_Exercise objective_
Omit every picture and output the rest of the records exactly as they are.

--- Dataset content ---

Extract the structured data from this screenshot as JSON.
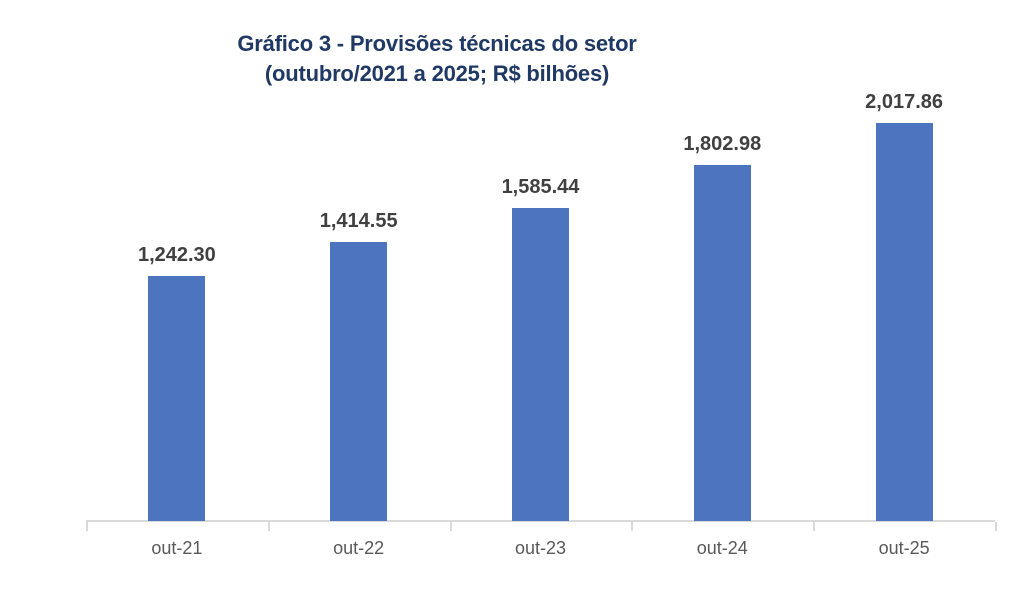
{
  "chart": {
    "title_line1": "Gráfico 3 - Provisões técnicas do setor",
    "title_line2": "(outubro/2021 a 2025; R$ bilhões)"
  },
  "chart_data": {
    "type": "bar",
    "title": "Gráfico 3 - Provisões técnicas do setor (outubro/2021 a 2025; R$ bilhões)",
    "categories": [
      "out-21",
      "out-22",
      "out-23",
      "out-24",
      "out-25"
    ],
    "values": [
      1242.3,
      1414.55,
      1585.44,
      1802.98,
      2017.86
    ],
    "value_labels": [
      "1,242.30",
      "1,414.55",
      "1,585.44",
      "1,802.98",
      "2,017.86"
    ],
    "xlabel": "",
    "ylabel": "",
    "ylim": [
      0,
      2017.86
    ],
    "grid": false,
    "legend": false,
    "colors": {
      "bar": "#4d74be",
      "title": "#1f3864",
      "data_label": "#404040",
      "axis_label": "#595959",
      "axis_line": "#d9d9d9"
    }
  }
}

---

_Exercise solution_
Extract the structured data from this screenshot as JSON.
{
  "chart": {
    "title_line1": "Gráfico 3 - Provisões técnicas do setor",
    "title_line2": "(outubro/2021 a 2025; R$ bilhões)"
  },
  "chart_data": {
    "type": "bar",
    "title": "Gráfico 3 - Provisões técnicas do setor (outubro/2021 a 2025; R$ bilhões)",
    "categories": [
      "out-21",
      "out-22",
      "out-23",
      "out-24",
      "out-25"
    ],
    "values": [
      1242.3,
      1414.55,
      1585.44,
      1802.98,
      2017.86
    ],
    "value_labels": [
      "1,242.30",
      "1,414.55",
      "1,585.44",
      "1,802.98",
      "2,017.86"
    ],
    "xlabel": "",
    "ylabel": "",
    "ylim": [
      0,
      2017.86
    ],
    "grid": false,
    "legend": false,
    "colors": {
      "bar": "#4d74be",
      "title": "#1f3864",
      "data_label": "#404040",
      "axis_label": "#595959",
      "axis_line": "#d9d9d9"
    }
  }
}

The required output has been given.